■ **Task goal**: Retype the rows verbatim, starting at the line containing "font-size-ts: TTT bbox=[589, 343, 629, 364]" and ending at the line containing "link-icon bbox=[387, 347, 400, 360]", both lines included.

Image region annotations
○ ○ ○ ○ ○ ○ ○
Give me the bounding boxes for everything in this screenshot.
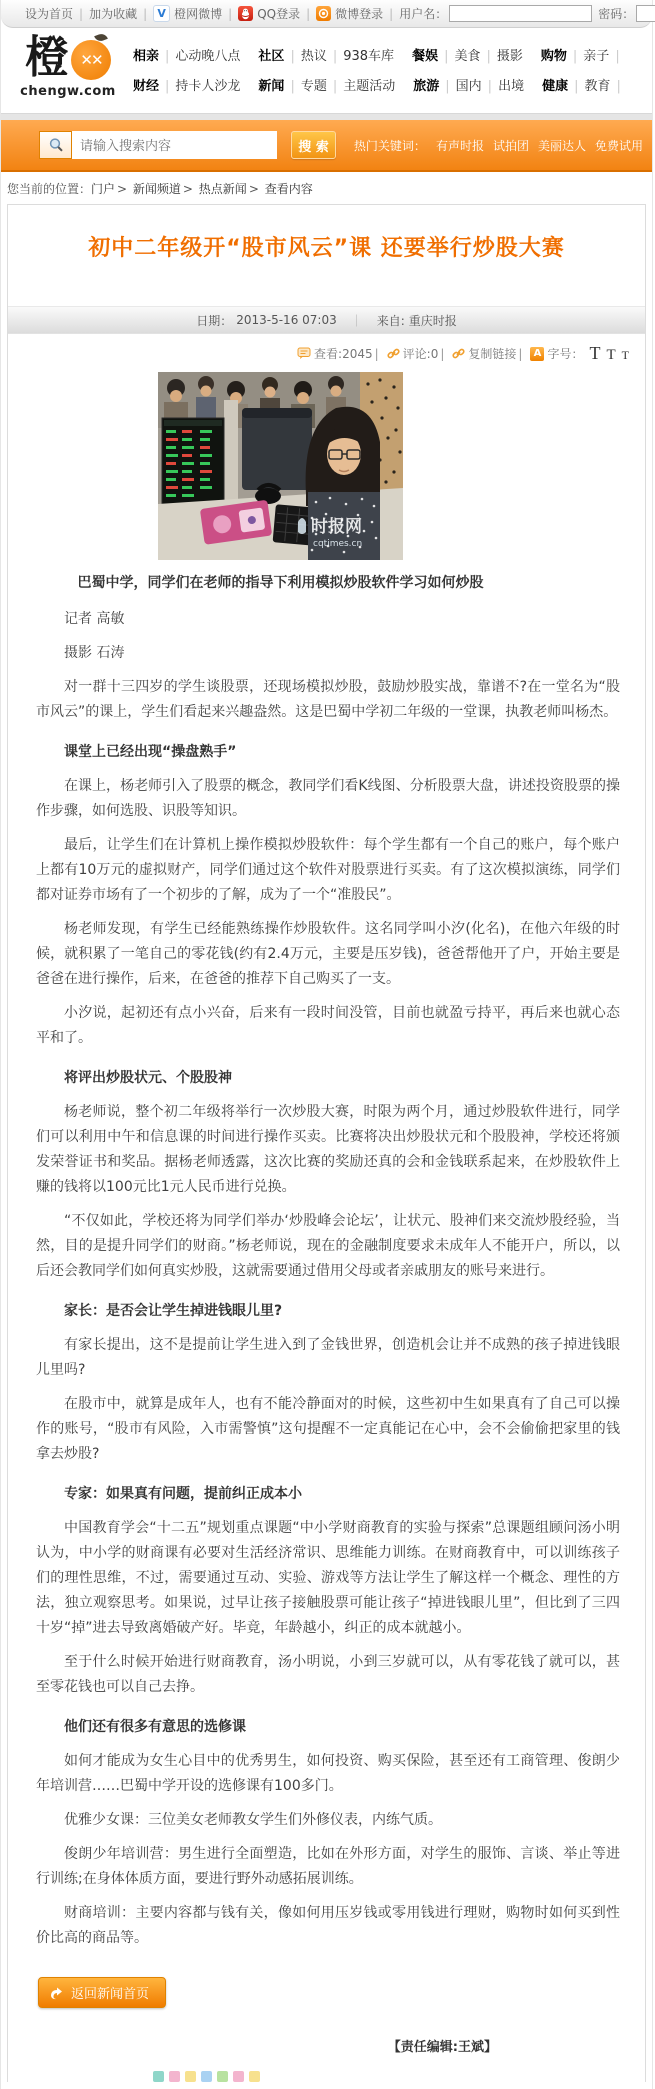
font-size-ts: TTT bbox=[589, 343, 629, 364]
nav-item-专题[interactable]: 专题 bbox=[301, 79, 327, 94]
comment-bubble-icon bbox=[297, 347, 311, 360]
qq-icon bbox=[238, 6, 253, 21]
section-heading: 课堂上已经出现“操盘熟手” bbox=[36, 740, 620, 765]
page: 设为首页 | 加为收藏 | V 橙网微博 | QQ登录 | 微博登录 | 用户名… bbox=[0, 0, 653, 2089]
breadcrumb-item[interactable]: 新闻频道 bbox=[133, 182, 181, 196]
article-title: 初中二年级开“股市风云”课 还要举行炒股大赛 bbox=[18, 231, 635, 262]
photo-caption: 巴蜀中学，同学们在老师的指导下利用模拟炒股软件学习如何炒股 bbox=[8, 572, 553, 592]
back-to-news-button[interactable]: 返回新闻首页 bbox=[38, 1977, 166, 2008]
nav-row: 相亲|心动晚八点社区|热议|938车库餐娱|美食|摄影购物|亲子| bbox=[131, 42, 652, 72]
article-paragraph: 在股市中，就算是成年人，也有不能冷静面对的时候，这些初中生如果真有了自己可以操作… bbox=[36, 1392, 620, 1467]
copy-link-button[interactable]: 复制链接 bbox=[468, 345, 516, 362]
separator: | bbox=[444, 49, 448, 64]
logo-circle-icon: ✕✕ bbox=[71, 40, 111, 80]
nav-item-相亲[interactable]: 相亲 bbox=[133, 49, 159, 64]
nav-item-餐娱[interactable]: 餐娱 bbox=[412, 49, 438, 64]
article-body: 记者 高敏摄影 石涛对一群十三四岁的学生谈股票，还现场模拟炒股，鼓励炒股实战，靠… bbox=[8, 592, 645, 1951]
breadcrumb-prefix: 您当前的位置： bbox=[7, 180, 91, 197]
article-paragraph: 杨老师说，整个初二年级将举行一次炒股大赛，时限为两个月，通过炒股软件进行，同学们… bbox=[36, 1100, 620, 1200]
separator: | bbox=[518, 347, 522, 361]
font-size-label: 字号： bbox=[547, 345, 583, 362]
nav-item-亲子[interactable]: 亲子 bbox=[583, 49, 609, 64]
section-heading: 他们还有很多有意思的选修课 bbox=[36, 1715, 620, 1740]
search-icon bbox=[39, 131, 72, 159]
article-toolbar: 查看: 2045 | 评论: 0 | 复制链接 | A 字号： TTT bbox=[8, 334, 645, 368]
separator: | bbox=[440, 347, 444, 361]
separator: | bbox=[573, 49, 577, 64]
source-value: 重庆时报 bbox=[409, 312, 457, 329]
article-paragraph: 如何才能成为女生心目中的优秀男生，如何投资、购买保险，甚至还有工商管理、俊朗少年… bbox=[36, 1749, 620, 1799]
section-heading: 家长：是否会让学生掉进钱眼儿里? bbox=[36, 1299, 620, 1324]
date-bar: 日期：2013-5-16 07:03 ｜ 来自: 重庆时报 bbox=[8, 306, 645, 334]
breadcrumb-item[interactable]: 热点新闻 bbox=[199, 182, 247, 196]
hot-keyword[interactable]: 试拍团 bbox=[493, 139, 529, 153]
separator: | bbox=[486, 49, 490, 64]
date-divider: ｜ bbox=[351, 312, 363, 329]
separator: | bbox=[79, 7, 83, 21]
weibo-v-icon: V bbox=[153, 5, 170, 22]
breadcrumb: 您当前的位置： 门户> 新闻频道> 热点新闻> 查看内容 bbox=[1, 172, 652, 204]
link-icon bbox=[387, 347, 400, 360]
article-paragraph: 财商培训：主要内容都与钱有关，像如何用压岁钱或零用钱进行理财，购物时如何买到性价… bbox=[36, 1901, 620, 1951]
svg-text:cqtimes.cn: cqtimes.cn bbox=[313, 539, 362, 549]
site-logo[interactable]: 橙 ✕✕ chengw.com bbox=[13, 36, 123, 99]
username-input[interactable] bbox=[449, 5, 592, 22]
separator: | bbox=[375, 347, 379, 361]
article-paragraph: 俊朗少年培训营：男生进行全面塑造，比如在外形方面，对学生的服饰、言谈、举止等进行… bbox=[36, 1842, 620, 1892]
photo-wrap: 时报网 cqtimes.cn 巴蜀中学，同学们在老师的指导下利用模拟炒股软件学习… bbox=[8, 372, 553, 592]
nav-item-财经[interactable]: 财经 bbox=[133, 79, 159, 94]
separator: | bbox=[389, 7, 393, 21]
back-arrow-icon bbox=[48, 1985, 64, 2001]
password-label: 密码： bbox=[598, 5, 634, 22]
nav-item-心动晚八点[interactable]: 心动晚八点 bbox=[175, 49, 240, 64]
footer-dot bbox=[249, 2071, 260, 2082]
views-count: 2045 bbox=[342, 347, 373, 361]
footer-dot bbox=[233, 2071, 244, 2082]
back-button-label: 返回新闻首页 bbox=[71, 1983, 149, 2002]
nav-item-国内[interactable]: 国内 bbox=[456, 79, 482, 94]
nav-item-热议[interactable]: 热议 bbox=[301, 49, 327, 64]
leaf-icon bbox=[94, 32, 108, 43]
article-paragraph: 摄影 石涛 bbox=[36, 641, 620, 666]
hot-keyword[interactable]: 免费试用 bbox=[595, 139, 643, 153]
search-button[interactable]: 搜 索 bbox=[291, 131, 336, 159]
separator: | bbox=[165, 49, 169, 64]
article-paragraph: 优雅少女课：三位美女老师教女学生们外修仪表，内练气质。 bbox=[36, 1808, 620, 1833]
font-size-T-1[interactable]: T bbox=[589, 343, 600, 364]
nav-item-旅游[interactable]: 旅游 bbox=[413, 79, 439, 94]
separator: | bbox=[615, 49, 619, 64]
article-paragraph: 小汐说，起初还有点小兴奋，后来有一段时间没管，目前也就盈亏持平，再后来也就心态平… bbox=[36, 1001, 620, 1051]
username-label: 用户名： bbox=[399, 5, 447, 22]
separator: | bbox=[617, 79, 621, 94]
separator: > bbox=[117, 182, 131, 196]
nav-item-出境[interactable]: 出境 bbox=[498, 79, 524, 94]
separator: | bbox=[445, 79, 449, 94]
separator: | bbox=[143, 7, 147, 21]
breadcrumb-items: 门户> 新闻频道> 热点新闻> 查看内容 bbox=[91, 180, 313, 197]
main-nav: 相亲|心动晚八点社区|热议|938车库餐娱|美食|摄影购物|亲子|财经|持卡人沙… bbox=[131, 42, 652, 102]
nav-item-健康[interactable]: 健康 bbox=[542, 79, 568, 94]
separator: > bbox=[183, 182, 197, 196]
password-input[interactable] bbox=[636, 5, 655, 22]
weibo-eye-icon bbox=[316, 6, 331, 21]
top-bar: 设为首页 | 加为收藏 | V 橙网微博 | QQ登录 | 微博登录 | 用户名… bbox=[1, 0, 652, 28]
views-link[interactable]: 查看: bbox=[314, 345, 342, 362]
separator: | bbox=[488, 79, 492, 94]
breadcrumb-item: 查看内容 bbox=[265, 182, 313, 196]
site-header: 橙 ✕✕ chengw.com 相亲|心动晚八点社区|热议|938车库餐娱|美食… bbox=[1, 28, 652, 113]
weibo-login-link[interactable]: 微博登录 bbox=[335, 5, 383, 22]
nav-item-主题活动[interactable]: 主题活动 bbox=[343, 79, 395, 94]
article-paragraph: 有家长提出，这不是提前让学生进入到了金钱世界，创造机会让并不成熟的孩子掉进钱眼儿… bbox=[36, 1333, 620, 1383]
article-paragraph: 对一群十三四岁的学生谈股票，还现场模拟炒股，鼓励炒股实战，靠谱不?在一堂名为“股… bbox=[36, 675, 620, 725]
font-size-T-2[interactable]: T bbox=[606, 347, 615, 364]
comments-link[interactable]: 评论: bbox=[403, 345, 431, 362]
article: 初中二年级开“股市风云”课 还要举行炒股大赛 日期：2013-5-16 07:0… bbox=[7, 204, 646, 2082]
svg-text:时报网: 时报网 bbox=[311, 516, 362, 537]
nav-item-购物[interactable]: 购物 bbox=[541, 49, 567, 64]
separator: | bbox=[290, 49, 294, 64]
nav-item-持卡人沙龙[interactable]: 持卡人沙龙 bbox=[175, 79, 240, 94]
nav-item-摄影[interactable]: 摄影 bbox=[497, 49, 523, 64]
footer-dot bbox=[169, 2071, 180, 2082]
hot-keywords: 有声时报试拍团美丽达人免费试用 bbox=[436, 139, 652, 153]
editor-credit: 【责任编辑:王斌】 bbox=[8, 2036, 645, 2055]
nav-item-新闻[interactable]: 新闻 bbox=[258, 79, 284, 94]
font-size-icon: A bbox=[530, 347, 544, 361]
section-heading: 将评出炒股状元、个股股神 bbox=[36, 1066, 620, 1091]
hot-keywords-label: 热门关键词： bbox=[354, 139, 426, 153]
footer-dot bbox=[201, 2071, 212, 2082]
article-paragraph: 至于什么时候开始进行财商教育，汤小明说，小到三岁就可以，从有零花钱了就可以，甚至… bbox=[36, 1650, 620, 1700]
search-bar: 搜 索 热门关键词：有声时报试拍团美丽达人免费试用 bbox=[1, 120, 652, 172]
font-size-T-3[interactable]: T bbox=[622, 348, 629, 363]
separator: | bbox=[306, 7, 310, 21]
date-label: 日期： bbox=[196, 312, 232, 329]
article-paragraph: “不仅如此，学校还将为同学们举办‘炒股峰会论坛’，让状元、股神们来交流炒股经验，… bbox=[36, 1209, 620, 1284]
nav-item-美食[interactable]: 美食 bbox=[454, 49, 480, 64]
search-box bbox=[39, 131, 277, 159]
add-favorite-link[interactable]: 加为收藏 bbox=[89, 5, 137, 22]
logo-domain: chengw.com bbox=[20, 84, 116, 99]
nav-item-教育[interactable]: 教育 bbox=[584, 79, 610, 94]
cheng-weibo-link[interactable]: 橙网微博 bbox=[174, 5, 222, 22]
article-photo: 时报网 cqtimes.cn bbox=[158, 372, 403, 560]
breadcrumb-item[interactable]: 门户 bbox=[91, 182, 115, 196]
set-home-link[interactable]: 设为首页 bbox=[25, 5, 73, 22]
article-paragraph: 最后，让学生们在计算机上操作模拟炒股软件：每个学生都有一个自己的账户，每个账户上… bbox=[36, 833, 620, 908]
logo-char: 橙 bbox=[25, 36, 69, 80]
nav-item-社区[interactable]: 社区 bbox=[258, 49, 284, 64]
source-label: 来自: bbox=[377, 312, 405, 329]
search-input[interactable] bbox=[72, 131, 277, 159]
hot-keyword[interactable]: 有声时报 bbox=[436, 139, 484, 153]
nav-item-938车库[interactable]: 938车库 bbox=[343, 49, 394, 64]
link-icon bbox=[452, 347, 465, 360]
separator: | bbox=[165, 79, 169, 94]
article-paragraph: 中国教育学会“十二五”规划重点课题“中小学财商教育的实验与探索”总课题组顾问汤小… bbox=[36, 1516, 620, 1641]
article-paragraph: 记者 高敏 bbox=[36, 607, 620, 632]
separator: | bbox=[228, 7, 232, 21]
footer-dot bbox=[153, 2071, 164, 2082]
separator: | bbox=[333, 79, 337, 94]
separator: > bbox=[249, 182, 263, 196]
footer-dots bbox=[153, 2071, 645, 2082]
section-heading: 专家：如果真有问题，提前纠正成本小 bbox=[36, 1482, 620, 1507]
footer-dot bbox=[217, 2071, 228, 2082]
separator: | bbox=[290, 79, 294, 94]
separator: | bbox=[333, 49, 337, 64]
comments-count: 0 bbox=[431, 347, 439, 361]
nav-row: 财经|持卡人沙龙新闻|专题|主题活动旅游|国内|出境健康|教育| bbox=[131, 72, 652, 102]
article-paragraph: 在课上，杨老师引入了股票的概念，教同学们看K线图、分析股票大盘，讲述投资股票的操… bbox=[36, 774, 620, 824]
qq-login-link[interactable]: QQ登录 bbox=[257, 5, 300, 22]
date-value: 2013-5-16 07:03 bbox=[236, 313, 337, 327]
hot-keyword[interactable]: 美丽达人 bbox=[538, 139, 586, 153]
article-paragraph: 杨老师发现，有学生已经能熟练操作炒股软件。这名同学叫小汐(化名)，在他六年级的时… bbox=[36, 917, 620, 992]
footer-dot bbox=[185, 2071, 196, 2082]
separator: | bbox=[574, 79, 578, 94]
hot-keywords-row: 热门关键词：有声时报试拍团美丽达人免费试用 bbox=[354, 137, 652, 154]
header-divider bbox=[1, 113, 652, 120]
○ ○ ○ ○ ○ ○ ○
■ **Solution to the exercise**:
font-size-ts: TTT bbox=[589, 343, 629, 364]
nav-item-专题[interactable]: 专题 bbox=[301, 79, 327, 94]
comment-bubble-icon bbox=[297, 347, 311, 360]
qq-icon bbox=[238, 6, 253, 21]
section-heading: 课堂上已经出现“操盘熟手” bbox=[36, 740, 620, 765]
page: 设为首页 | 加为收藏 | V 橙网微博 | QQ登录 | 微博登录 | 用户名… bbox=[0, 0, 653, 2089]
breadcrumb-item[interactable]: 新闻频道 bbox=[133, 182, 181, 196]
article-title: 初中二年级开“股市风云”课 还要举行炒股大赛 bbox=[18, 231, 635, 262]
photo-caption: 巴蜀中学，同学们在老师的指导下利用模拟炒股软件学习如何炒股 bbox=[8, 572, 553, 592]
back-to-news-button[interactable]: 返回新闻首页 bbox=[38, 1977, 166, 2008]
nav-row: 相亲|心动晚八点社区|热议|938车库餐娱|美食|摄影购物|亲子| bbox=[131, 42, 652, 72]
article-paragraph: 在股市中，就算是成年人，也有不能冷静面对的时候，这些初中生如果真有了自己可以操作… bbox=[36, 1392, 620, 1467]
copy-link-button[interactable]: 复制链接 bbox=[468, 345, 516, 362]
separator: | bbox=[444, 49, 448, 64]
logo-circle-icon: ✕✕ bbox=[71, 40, 111, 80]
nav-item-相亲[interactable]: 相亲 bbox=[133, 49, 159, 64]
nav-item-餐娱[interactable]: 餐娱 bbox=[412, 49, 438, 64]
article-body: 记者 高敏摄影 石涛对一群十三四岁的学生谈股票，还现场模拟炒股，鼓励炒股实战，靠… bbox=[8, 592, 645, 1951]
breadcrumb-prefix: 您当前的位置： bbox=[7, 180, 91, 197]
article-paragraph: 杨老师说，整个初二年级将举行一次炒股大赛，时限为两个月，通过炒股软件进行，同学们… bbox=[36, 1100, 620, 1200]
separator: | bbox=[518, 347, 522, 361]
font-size-label: 字号： bbox=[547, 345, 583, 362]
nav-item-亲子[interactable]: 亲子 bbox=[583, 49, 609, 64]
section-heading: 他们还有很多有意思的选修课 bbox=[36, 1715, 620, 1740]
search-icon bbox=[39, 131, 72, 159]
article-toolbar: 查看: 2045 | 评论: 0 | 复制链接 | A 字号： TTT bbox=[8, 334, 645, 368]
separator: | bbox=[440, 347, 444, 361]
separator: | bbox=[573, 49, 577, 64]
source-value: 重庆时报 bbox=[409, 312, 457, 329]
article-paragraph: 如何才能成为女生心目中的优秀男生，如何投资、购买保险，甚至还有工商管理、俊朗少年… bbox=[36, 1749, 620, 1799]
section-heading: 家长：是否会让学生掉进钱眼儿里? bbox=[36, 1299, 620, 1324]
date-bar: 日期：2013-5-16 07:03 ｜ 来自: 重庆时报 bbox=[8, 306, 645, 334]
breadcrumb-item[interactable]: 热点新闻 bbox=[199, 182, 247, 196]
hot-keyword[interactable]: 试拍团 bbox=[493, 139, 529, 153]
separator: | bbox=[486, 49, 490, 64]
date-divider: ｜ bbox=[351, 312, 363, 329]
separator: | bbox=[79, 7, 83, 21]
weibo-v-icon: V bbox=[153, 5, 170, 22]
breadcrumb: 您当前的位置： 门户> 新闻频道> 热点新闻> 查看内容 bbox=[1, 172, 652, 204]
link-icon bbox=[387, 347, 400, 360]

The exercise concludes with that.